WRITTEN EXERCISE ▸
Lift out all lines below that contain "Busch".

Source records
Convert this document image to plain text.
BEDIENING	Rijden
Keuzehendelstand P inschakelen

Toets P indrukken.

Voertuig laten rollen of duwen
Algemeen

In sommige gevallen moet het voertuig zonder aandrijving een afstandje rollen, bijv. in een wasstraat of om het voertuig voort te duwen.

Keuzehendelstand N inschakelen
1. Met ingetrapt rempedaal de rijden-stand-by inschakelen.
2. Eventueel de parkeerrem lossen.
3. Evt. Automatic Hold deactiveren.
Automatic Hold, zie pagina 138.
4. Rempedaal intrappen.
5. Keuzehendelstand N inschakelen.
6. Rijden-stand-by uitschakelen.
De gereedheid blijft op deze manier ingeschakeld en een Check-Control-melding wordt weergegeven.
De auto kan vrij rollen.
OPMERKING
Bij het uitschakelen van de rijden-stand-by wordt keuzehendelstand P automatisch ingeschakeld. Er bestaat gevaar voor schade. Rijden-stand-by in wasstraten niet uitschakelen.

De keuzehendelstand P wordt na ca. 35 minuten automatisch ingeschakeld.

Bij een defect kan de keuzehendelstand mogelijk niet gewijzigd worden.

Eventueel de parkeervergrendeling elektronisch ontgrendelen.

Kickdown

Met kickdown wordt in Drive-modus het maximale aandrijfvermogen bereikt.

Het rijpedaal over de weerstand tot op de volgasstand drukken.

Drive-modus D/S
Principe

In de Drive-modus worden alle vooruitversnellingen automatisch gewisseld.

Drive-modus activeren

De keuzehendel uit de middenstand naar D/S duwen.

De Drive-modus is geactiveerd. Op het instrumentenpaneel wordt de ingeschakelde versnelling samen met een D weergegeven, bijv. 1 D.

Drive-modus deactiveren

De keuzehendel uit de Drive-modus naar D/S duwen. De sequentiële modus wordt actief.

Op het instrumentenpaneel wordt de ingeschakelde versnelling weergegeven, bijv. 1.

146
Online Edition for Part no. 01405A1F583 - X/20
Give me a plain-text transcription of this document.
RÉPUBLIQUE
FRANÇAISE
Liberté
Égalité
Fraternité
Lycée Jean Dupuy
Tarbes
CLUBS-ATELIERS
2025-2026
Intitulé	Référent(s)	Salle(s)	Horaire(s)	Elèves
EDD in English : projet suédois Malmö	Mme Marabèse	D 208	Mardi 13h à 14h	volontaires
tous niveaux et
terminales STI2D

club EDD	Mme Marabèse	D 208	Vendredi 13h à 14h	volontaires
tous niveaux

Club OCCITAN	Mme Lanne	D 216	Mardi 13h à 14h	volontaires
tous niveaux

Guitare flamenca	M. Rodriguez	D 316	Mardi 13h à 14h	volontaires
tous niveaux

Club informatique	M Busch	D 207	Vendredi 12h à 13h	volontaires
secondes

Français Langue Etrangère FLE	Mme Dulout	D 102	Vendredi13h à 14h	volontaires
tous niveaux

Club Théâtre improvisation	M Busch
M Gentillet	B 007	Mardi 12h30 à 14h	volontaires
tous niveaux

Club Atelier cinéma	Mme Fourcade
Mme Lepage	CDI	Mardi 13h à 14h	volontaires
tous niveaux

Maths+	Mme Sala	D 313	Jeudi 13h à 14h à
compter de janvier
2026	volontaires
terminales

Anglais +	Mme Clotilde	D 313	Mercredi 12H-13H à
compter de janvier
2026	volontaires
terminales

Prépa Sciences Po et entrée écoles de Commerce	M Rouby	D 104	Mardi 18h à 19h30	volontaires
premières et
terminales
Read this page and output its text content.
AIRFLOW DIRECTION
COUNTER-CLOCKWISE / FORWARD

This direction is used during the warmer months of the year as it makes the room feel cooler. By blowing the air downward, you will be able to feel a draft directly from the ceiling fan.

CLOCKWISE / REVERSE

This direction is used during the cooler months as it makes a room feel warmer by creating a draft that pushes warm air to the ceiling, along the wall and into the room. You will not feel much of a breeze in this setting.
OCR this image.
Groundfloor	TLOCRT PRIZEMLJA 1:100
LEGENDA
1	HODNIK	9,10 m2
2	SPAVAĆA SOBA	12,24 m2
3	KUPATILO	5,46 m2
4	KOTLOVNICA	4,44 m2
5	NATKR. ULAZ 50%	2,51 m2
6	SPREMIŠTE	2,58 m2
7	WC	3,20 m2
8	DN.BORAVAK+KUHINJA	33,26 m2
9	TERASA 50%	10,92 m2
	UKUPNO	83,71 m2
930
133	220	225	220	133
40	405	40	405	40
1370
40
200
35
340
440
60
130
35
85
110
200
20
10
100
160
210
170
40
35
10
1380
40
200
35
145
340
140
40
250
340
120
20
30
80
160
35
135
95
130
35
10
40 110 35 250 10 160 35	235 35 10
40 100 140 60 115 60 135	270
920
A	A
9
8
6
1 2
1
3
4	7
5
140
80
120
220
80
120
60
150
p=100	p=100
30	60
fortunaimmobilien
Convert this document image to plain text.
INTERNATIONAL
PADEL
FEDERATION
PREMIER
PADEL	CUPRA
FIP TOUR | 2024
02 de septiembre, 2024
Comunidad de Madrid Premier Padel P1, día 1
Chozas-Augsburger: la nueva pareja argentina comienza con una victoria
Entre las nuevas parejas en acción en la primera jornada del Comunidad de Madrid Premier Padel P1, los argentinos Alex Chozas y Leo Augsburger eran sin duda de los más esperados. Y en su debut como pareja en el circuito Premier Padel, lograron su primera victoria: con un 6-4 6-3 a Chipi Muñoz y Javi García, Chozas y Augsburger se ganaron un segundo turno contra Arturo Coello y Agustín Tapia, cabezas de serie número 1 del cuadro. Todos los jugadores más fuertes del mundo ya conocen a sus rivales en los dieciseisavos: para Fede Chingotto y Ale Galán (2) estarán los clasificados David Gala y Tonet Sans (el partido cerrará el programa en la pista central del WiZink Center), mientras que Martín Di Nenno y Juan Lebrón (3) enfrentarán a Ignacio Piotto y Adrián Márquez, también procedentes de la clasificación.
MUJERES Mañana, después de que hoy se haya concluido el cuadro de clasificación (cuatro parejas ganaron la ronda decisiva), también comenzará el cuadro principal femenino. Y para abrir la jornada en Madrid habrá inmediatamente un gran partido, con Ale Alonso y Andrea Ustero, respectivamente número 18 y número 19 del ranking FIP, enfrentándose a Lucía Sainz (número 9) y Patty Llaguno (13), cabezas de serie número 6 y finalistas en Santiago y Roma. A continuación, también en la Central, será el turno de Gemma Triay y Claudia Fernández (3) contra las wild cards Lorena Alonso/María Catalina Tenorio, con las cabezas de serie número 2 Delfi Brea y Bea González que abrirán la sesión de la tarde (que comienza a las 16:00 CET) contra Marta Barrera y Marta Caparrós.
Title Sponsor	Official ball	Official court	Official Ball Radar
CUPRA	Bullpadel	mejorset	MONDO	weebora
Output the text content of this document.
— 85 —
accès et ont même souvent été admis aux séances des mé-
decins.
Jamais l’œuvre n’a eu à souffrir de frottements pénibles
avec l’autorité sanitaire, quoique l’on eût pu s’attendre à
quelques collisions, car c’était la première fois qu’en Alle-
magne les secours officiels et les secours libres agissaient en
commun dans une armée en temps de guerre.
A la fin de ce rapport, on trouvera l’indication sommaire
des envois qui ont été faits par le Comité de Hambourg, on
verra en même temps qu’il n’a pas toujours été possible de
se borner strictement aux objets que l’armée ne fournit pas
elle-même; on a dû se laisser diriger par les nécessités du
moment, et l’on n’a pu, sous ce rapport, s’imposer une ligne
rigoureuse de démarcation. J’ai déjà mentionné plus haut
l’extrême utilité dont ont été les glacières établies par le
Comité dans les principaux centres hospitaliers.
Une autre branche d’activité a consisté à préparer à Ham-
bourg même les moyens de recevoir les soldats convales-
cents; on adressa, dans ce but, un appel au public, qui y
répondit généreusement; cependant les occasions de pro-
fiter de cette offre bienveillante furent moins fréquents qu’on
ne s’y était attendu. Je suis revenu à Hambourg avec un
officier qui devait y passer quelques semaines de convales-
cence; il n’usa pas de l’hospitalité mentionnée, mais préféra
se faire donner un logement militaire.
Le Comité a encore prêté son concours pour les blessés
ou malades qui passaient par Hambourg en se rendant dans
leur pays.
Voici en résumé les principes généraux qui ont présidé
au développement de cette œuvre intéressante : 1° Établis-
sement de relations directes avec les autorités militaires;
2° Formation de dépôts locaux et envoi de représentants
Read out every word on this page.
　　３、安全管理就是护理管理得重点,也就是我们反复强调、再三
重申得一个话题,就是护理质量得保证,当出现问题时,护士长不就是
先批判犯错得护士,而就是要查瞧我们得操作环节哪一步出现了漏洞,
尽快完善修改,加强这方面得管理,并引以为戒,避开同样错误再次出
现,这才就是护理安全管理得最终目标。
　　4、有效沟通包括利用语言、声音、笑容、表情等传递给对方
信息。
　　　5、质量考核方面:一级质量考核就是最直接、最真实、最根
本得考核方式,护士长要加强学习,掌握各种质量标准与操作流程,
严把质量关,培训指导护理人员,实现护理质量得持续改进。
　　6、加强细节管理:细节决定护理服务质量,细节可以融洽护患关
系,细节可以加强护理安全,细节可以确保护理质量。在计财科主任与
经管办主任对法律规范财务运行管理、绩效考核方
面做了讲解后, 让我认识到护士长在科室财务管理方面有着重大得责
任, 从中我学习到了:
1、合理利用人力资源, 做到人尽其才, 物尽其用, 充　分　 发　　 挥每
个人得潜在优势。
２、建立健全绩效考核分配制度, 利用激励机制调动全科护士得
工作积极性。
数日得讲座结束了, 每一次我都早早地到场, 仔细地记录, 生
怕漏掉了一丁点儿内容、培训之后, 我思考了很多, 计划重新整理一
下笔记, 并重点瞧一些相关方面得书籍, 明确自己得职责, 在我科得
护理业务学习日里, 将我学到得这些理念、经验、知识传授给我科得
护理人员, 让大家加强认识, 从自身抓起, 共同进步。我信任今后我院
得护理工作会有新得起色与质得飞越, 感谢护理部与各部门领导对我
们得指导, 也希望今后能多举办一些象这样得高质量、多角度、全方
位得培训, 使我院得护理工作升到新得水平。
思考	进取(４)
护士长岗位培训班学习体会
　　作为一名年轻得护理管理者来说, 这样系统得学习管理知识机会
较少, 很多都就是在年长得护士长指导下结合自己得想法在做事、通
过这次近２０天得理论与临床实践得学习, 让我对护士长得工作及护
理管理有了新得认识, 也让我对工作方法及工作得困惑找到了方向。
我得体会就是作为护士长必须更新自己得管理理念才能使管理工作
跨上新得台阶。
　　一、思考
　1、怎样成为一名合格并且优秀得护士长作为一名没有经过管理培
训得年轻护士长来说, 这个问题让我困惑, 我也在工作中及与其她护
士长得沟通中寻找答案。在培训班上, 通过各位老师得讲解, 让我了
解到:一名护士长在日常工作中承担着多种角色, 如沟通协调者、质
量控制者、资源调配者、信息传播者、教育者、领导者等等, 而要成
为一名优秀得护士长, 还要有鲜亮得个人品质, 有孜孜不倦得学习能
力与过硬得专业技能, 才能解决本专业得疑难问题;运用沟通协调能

ANSWER TO THIS EXERCISE ▸
Club informatique	M Busch	D 207	Vendredi 12h à 13h	volontaires
Club Théâtre improvisation	M Busch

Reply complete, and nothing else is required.